**WORK TO DO:**
Wherever the word "JSON" shows up in a line, please copy that line.

**DATA FOR THIS TASK:**
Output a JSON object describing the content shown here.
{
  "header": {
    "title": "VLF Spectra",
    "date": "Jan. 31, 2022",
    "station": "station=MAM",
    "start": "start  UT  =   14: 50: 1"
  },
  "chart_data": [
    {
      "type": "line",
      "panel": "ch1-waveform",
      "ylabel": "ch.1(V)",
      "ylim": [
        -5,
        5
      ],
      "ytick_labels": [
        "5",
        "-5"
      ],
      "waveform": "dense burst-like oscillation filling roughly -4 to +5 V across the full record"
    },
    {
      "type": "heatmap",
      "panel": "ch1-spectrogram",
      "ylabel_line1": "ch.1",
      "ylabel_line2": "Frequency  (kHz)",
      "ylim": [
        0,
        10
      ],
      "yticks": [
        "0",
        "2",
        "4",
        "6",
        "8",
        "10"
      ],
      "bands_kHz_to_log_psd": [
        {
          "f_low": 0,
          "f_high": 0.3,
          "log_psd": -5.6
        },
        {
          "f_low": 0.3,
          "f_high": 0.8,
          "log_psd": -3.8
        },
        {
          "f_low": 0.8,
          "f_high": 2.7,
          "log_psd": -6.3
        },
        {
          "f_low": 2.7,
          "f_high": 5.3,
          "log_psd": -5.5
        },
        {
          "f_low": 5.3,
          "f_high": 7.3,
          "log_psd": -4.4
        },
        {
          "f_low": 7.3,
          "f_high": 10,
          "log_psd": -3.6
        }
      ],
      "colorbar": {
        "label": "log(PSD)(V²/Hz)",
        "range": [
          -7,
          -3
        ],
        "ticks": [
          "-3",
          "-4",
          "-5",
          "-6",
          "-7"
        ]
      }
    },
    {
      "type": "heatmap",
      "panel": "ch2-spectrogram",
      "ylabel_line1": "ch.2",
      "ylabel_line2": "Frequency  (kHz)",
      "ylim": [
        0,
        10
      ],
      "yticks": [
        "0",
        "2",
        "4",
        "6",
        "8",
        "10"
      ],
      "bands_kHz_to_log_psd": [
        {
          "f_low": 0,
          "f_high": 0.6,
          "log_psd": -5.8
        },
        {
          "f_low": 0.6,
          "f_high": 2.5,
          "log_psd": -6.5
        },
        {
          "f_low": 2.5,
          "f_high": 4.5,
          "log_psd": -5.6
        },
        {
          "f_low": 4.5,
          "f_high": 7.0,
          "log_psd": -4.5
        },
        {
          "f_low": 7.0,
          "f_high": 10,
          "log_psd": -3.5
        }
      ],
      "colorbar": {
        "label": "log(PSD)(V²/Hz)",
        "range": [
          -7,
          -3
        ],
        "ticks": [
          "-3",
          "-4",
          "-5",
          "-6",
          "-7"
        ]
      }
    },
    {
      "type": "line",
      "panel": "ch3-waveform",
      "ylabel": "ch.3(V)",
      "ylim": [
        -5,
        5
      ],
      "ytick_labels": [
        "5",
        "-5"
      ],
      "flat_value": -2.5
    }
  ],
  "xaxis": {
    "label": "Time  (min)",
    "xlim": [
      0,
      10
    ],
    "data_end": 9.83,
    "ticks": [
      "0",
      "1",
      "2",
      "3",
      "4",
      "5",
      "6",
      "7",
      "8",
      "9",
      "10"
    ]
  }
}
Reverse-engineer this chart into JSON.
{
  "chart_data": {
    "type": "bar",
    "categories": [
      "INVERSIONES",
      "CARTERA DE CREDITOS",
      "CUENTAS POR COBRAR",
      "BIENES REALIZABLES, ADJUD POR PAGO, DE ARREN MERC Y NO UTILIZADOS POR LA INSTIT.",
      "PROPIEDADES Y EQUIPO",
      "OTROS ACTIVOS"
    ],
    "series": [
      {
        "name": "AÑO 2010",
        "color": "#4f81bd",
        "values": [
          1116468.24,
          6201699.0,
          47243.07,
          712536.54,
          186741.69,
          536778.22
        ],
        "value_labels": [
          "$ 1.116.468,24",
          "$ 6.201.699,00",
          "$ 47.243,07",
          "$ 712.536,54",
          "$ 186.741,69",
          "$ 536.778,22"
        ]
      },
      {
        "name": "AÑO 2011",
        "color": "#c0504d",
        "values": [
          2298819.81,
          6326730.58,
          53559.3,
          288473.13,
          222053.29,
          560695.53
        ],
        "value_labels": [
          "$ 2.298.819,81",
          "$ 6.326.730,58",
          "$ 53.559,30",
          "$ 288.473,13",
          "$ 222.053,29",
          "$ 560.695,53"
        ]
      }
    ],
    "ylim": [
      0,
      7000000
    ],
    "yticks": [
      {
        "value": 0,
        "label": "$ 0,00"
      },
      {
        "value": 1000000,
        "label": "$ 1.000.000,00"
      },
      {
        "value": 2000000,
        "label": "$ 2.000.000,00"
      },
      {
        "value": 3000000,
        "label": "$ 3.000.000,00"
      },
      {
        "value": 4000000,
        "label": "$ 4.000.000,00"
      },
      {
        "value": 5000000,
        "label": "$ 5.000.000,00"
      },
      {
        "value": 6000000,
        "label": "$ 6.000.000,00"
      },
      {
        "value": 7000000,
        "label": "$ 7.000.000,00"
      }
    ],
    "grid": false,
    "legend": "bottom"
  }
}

**RESPONSE TO THE TASK:**
Output a JSON object describing the content shown here.
Reverse-engineer this chart into JSON.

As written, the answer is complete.